[Collected data]
((
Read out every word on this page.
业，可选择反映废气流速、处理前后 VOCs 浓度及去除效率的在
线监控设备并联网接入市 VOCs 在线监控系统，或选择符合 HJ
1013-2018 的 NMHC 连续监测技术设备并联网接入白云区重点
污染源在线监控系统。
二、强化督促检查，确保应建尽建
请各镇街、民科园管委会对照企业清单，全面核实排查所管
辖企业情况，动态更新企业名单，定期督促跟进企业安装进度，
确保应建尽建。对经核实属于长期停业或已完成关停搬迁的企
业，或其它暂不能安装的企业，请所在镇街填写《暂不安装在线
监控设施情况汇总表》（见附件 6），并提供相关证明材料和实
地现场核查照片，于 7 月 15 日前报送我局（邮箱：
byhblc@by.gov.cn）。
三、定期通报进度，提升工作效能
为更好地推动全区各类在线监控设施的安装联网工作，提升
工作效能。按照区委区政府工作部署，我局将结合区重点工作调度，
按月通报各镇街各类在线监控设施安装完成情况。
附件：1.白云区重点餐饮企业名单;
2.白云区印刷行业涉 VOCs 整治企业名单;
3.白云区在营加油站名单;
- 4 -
))
(What is asked) All of the entries should be written out again exactly.

(Answer for this exercise)
Read out every word on this page.
业，可选择反映废气流速、处理前后 VOCs 浓度及去除效率的在
线监控设备并联网接入市 VOCs 在线监控系统，或选择符合 HJ
1013-2018 的 NMHC 连续监测技术设备并联网接入白云区重点
污染源在线监控系统。
二、强化督促检查，确保应建尽建
请各镇街、民科园管委会对照企业清单，全面核实排查所管
辖企业情况，动态更新企业名单，定期督促跟进企业安装进度，
确保应建尽建。对经核实属于长期停业或已完成关停搬迁的企
业，或其它暂不能安装的企业，请所在镇街填写《暂不安装在线
监控设施情况汇总表》（见附件 6），并提供相关证明材料和实
地现场核查照片，于 7 月 15 日前报送我局（邮箱：
byhblc@by.gov.cn）。
三、定期通报进度，提升工作效能
为更好地推动全区各类在线监控设施的安装联网工作，提升
工作效能。按照区委区政府工作部署，我局将结合区重点工作调度，
按月通报各镇街各类在线监控设施安装完成情况。
附件：1.白云区重点餐饮企业名单;
2.白云区印刷行业涉 VOCs 整治企业名单;
3.白云区在营加油站名单;
- 4 -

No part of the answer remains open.